Whenever a line below includes the string "gehört", show it.

Document page entries with text:
******

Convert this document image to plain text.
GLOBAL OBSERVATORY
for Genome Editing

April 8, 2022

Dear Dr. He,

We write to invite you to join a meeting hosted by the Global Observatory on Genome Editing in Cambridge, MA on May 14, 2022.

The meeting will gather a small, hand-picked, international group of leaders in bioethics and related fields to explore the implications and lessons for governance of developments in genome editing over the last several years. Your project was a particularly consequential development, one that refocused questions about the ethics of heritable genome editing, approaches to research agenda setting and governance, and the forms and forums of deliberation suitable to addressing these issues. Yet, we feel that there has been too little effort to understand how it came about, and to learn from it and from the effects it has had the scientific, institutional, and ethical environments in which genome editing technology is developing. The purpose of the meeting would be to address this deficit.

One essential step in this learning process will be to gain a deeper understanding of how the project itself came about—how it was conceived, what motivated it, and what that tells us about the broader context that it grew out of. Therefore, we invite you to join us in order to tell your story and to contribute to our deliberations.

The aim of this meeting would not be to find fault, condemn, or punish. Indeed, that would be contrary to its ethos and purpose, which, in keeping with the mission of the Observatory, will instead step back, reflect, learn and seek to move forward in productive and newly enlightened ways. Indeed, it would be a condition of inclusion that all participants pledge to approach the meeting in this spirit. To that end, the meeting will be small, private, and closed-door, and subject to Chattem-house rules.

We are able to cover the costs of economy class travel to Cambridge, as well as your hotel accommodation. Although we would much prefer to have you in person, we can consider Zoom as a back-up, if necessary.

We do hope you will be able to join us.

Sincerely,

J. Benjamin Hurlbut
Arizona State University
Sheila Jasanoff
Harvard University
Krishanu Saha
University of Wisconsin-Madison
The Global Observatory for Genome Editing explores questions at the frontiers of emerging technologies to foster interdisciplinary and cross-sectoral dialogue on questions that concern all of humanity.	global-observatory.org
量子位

******

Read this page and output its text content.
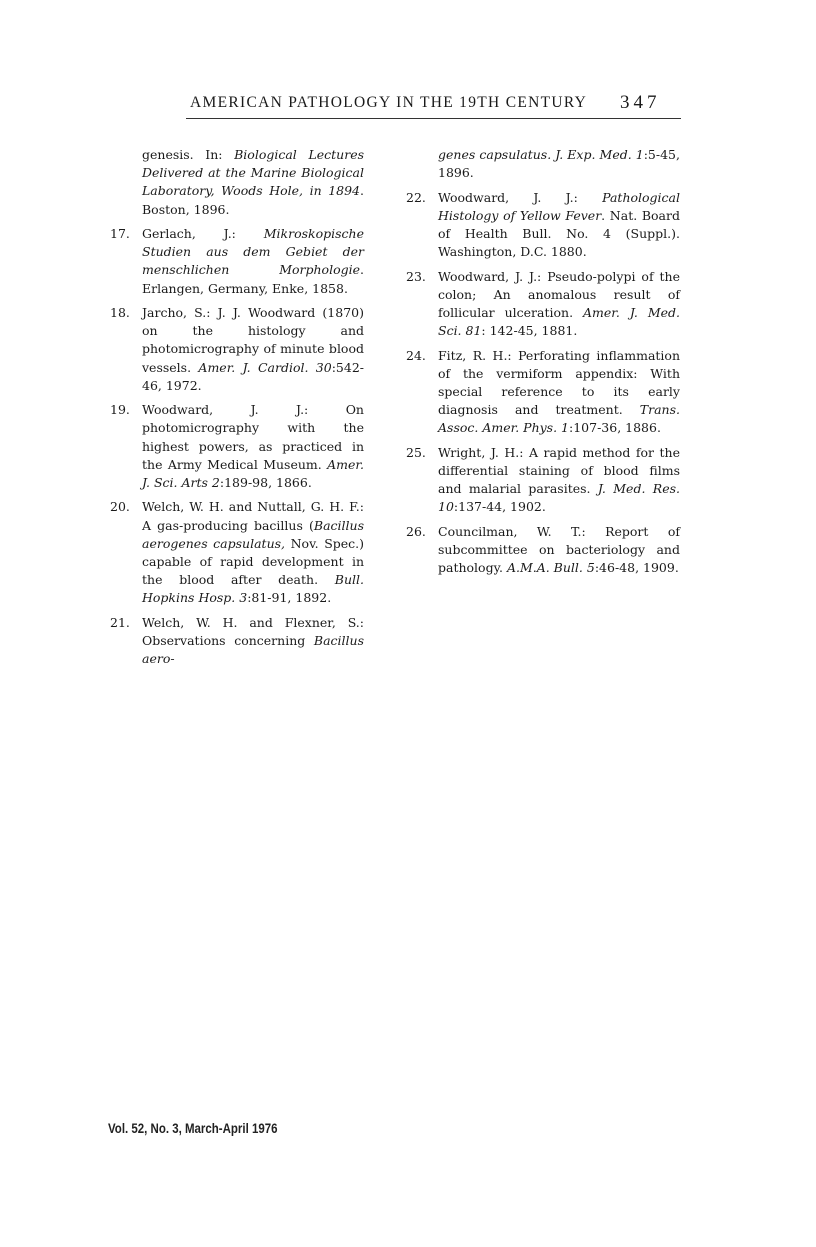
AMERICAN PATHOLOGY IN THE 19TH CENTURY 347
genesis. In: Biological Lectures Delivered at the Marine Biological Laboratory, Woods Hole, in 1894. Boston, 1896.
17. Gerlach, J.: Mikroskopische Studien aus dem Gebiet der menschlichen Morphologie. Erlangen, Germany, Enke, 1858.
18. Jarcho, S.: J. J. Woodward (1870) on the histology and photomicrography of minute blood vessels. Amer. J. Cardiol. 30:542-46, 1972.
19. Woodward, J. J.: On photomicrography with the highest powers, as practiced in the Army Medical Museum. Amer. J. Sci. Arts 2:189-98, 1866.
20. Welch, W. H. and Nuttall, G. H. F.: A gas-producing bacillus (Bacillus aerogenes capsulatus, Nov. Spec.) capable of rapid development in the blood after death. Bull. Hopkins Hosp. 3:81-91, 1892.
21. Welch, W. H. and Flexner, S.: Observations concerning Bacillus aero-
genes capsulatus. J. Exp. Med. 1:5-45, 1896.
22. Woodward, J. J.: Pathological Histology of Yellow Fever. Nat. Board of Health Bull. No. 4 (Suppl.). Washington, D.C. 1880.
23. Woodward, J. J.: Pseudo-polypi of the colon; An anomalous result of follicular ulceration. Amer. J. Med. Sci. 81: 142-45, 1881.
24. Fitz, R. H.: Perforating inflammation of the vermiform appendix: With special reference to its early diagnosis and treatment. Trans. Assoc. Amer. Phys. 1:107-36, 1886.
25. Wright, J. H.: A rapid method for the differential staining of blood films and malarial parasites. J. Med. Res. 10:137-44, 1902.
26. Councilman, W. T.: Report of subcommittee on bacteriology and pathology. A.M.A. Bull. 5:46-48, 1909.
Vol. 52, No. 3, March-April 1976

******

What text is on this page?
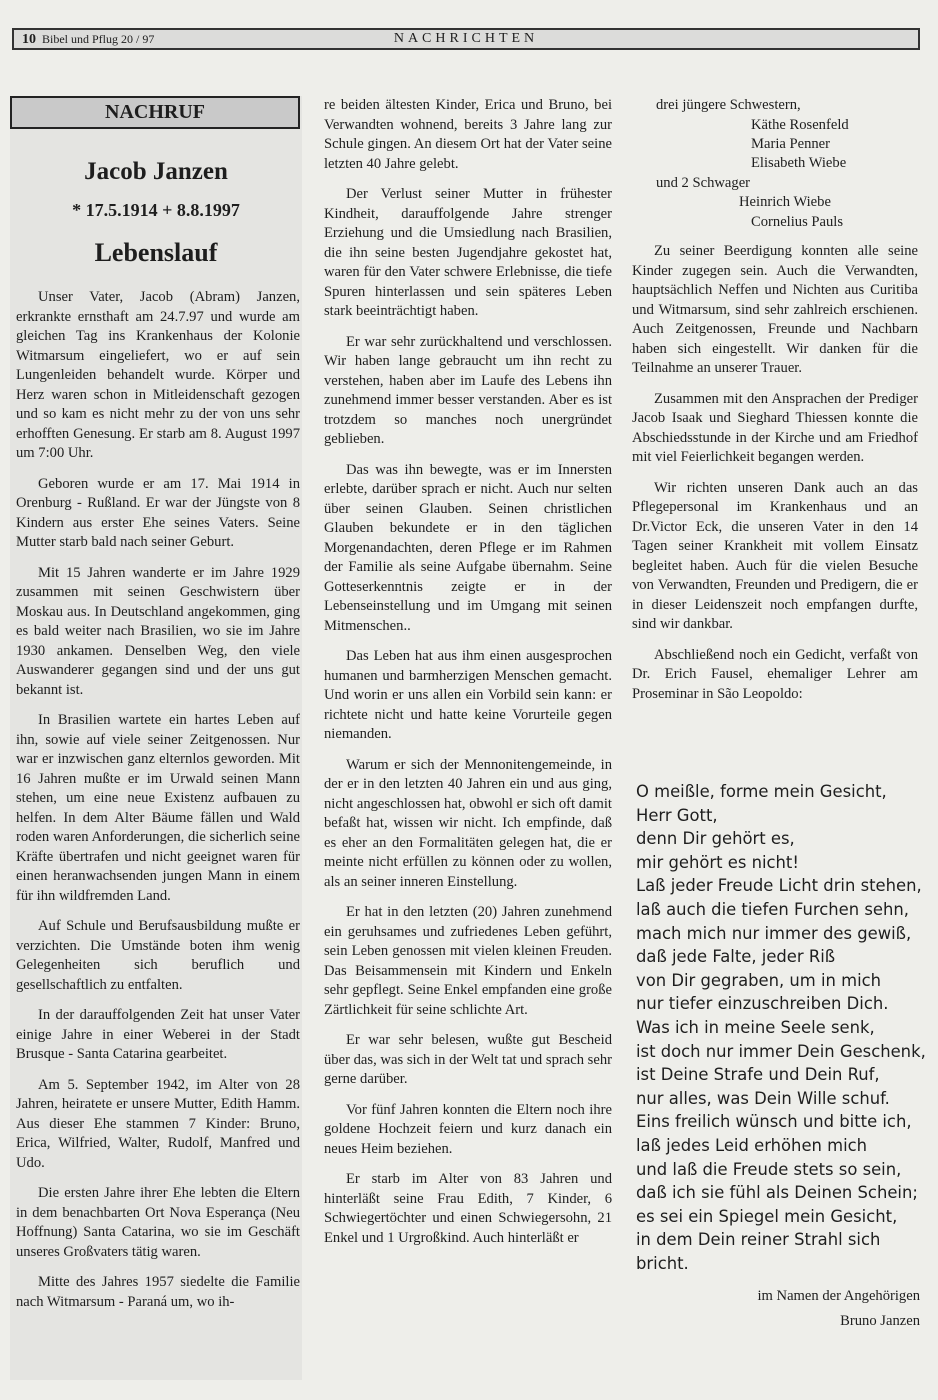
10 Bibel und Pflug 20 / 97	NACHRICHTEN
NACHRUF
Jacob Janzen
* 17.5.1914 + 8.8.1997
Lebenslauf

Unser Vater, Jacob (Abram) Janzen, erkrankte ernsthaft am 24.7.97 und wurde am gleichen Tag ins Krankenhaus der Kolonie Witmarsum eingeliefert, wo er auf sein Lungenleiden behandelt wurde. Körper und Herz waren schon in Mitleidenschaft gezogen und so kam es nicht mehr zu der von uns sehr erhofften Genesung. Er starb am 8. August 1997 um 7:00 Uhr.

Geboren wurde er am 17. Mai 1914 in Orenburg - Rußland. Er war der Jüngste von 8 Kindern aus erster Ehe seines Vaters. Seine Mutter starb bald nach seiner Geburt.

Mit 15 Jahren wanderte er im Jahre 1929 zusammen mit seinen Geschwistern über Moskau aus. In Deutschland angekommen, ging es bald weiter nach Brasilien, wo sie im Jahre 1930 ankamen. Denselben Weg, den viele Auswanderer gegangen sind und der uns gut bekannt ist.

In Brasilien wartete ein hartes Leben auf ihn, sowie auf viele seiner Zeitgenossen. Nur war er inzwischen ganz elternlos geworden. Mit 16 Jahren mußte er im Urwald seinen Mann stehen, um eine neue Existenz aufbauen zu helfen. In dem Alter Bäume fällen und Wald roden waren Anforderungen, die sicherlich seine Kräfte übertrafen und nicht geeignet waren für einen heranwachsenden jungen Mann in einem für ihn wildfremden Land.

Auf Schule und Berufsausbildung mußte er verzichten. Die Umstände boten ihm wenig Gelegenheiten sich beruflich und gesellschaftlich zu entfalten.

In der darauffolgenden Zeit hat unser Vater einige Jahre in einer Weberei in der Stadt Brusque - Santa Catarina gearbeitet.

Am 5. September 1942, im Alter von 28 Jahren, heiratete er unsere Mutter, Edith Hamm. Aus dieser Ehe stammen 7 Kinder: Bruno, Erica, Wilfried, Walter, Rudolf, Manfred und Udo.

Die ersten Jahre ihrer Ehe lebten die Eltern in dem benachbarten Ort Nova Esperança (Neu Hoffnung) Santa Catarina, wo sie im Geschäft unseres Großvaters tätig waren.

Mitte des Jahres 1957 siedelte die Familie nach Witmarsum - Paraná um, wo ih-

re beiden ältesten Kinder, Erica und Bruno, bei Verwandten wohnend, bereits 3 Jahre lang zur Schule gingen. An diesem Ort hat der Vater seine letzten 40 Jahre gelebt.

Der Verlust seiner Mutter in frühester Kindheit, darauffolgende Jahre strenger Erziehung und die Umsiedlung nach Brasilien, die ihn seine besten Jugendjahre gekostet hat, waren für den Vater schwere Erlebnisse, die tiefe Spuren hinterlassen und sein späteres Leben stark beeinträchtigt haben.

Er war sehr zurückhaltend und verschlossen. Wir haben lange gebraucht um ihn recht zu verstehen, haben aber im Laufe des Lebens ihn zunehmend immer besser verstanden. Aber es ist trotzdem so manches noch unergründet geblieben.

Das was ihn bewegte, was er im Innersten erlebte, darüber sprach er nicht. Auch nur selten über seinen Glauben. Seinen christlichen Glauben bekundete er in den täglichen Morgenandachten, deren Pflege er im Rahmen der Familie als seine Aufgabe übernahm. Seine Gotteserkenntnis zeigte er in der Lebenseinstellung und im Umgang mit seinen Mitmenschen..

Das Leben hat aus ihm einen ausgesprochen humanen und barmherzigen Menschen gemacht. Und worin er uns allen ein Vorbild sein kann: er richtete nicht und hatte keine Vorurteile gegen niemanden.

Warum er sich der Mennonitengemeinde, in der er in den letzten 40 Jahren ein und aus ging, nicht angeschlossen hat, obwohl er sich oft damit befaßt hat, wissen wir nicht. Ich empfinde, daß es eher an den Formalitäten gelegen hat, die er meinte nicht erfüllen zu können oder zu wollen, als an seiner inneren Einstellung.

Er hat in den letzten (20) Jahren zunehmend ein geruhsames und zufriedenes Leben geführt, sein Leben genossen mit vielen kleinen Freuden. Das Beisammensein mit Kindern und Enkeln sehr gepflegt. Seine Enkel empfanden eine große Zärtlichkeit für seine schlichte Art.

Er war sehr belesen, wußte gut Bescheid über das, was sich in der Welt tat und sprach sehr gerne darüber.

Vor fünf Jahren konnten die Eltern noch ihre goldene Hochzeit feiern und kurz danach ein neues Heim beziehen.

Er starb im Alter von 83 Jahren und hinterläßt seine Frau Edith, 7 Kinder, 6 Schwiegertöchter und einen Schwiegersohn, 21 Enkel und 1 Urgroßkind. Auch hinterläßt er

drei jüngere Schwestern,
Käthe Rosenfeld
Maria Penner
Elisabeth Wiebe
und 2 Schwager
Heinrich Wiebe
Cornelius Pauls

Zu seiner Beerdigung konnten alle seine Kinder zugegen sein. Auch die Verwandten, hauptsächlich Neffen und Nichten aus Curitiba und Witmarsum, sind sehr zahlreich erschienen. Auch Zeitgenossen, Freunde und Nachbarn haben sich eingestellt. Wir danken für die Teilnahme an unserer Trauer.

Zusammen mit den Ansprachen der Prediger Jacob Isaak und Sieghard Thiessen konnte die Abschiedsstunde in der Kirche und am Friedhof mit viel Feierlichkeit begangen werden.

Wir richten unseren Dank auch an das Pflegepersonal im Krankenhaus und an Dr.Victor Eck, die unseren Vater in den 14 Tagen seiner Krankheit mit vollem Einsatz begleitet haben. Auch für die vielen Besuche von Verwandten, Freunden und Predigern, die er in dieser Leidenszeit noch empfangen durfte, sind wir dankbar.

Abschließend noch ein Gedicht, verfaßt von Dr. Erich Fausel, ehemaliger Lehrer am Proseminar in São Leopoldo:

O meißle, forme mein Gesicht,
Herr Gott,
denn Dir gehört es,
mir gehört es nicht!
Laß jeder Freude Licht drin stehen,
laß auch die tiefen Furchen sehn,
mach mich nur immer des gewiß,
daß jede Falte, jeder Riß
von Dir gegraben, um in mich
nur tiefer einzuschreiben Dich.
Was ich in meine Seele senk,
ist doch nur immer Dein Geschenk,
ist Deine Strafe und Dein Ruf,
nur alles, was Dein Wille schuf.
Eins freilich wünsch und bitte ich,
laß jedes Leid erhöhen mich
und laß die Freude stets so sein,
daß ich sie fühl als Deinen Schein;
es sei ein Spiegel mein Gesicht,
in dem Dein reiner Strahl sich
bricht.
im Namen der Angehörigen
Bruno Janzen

******

RESULT OF THIS TASK:
denn Dir gehört es,
mir gehört es nicht!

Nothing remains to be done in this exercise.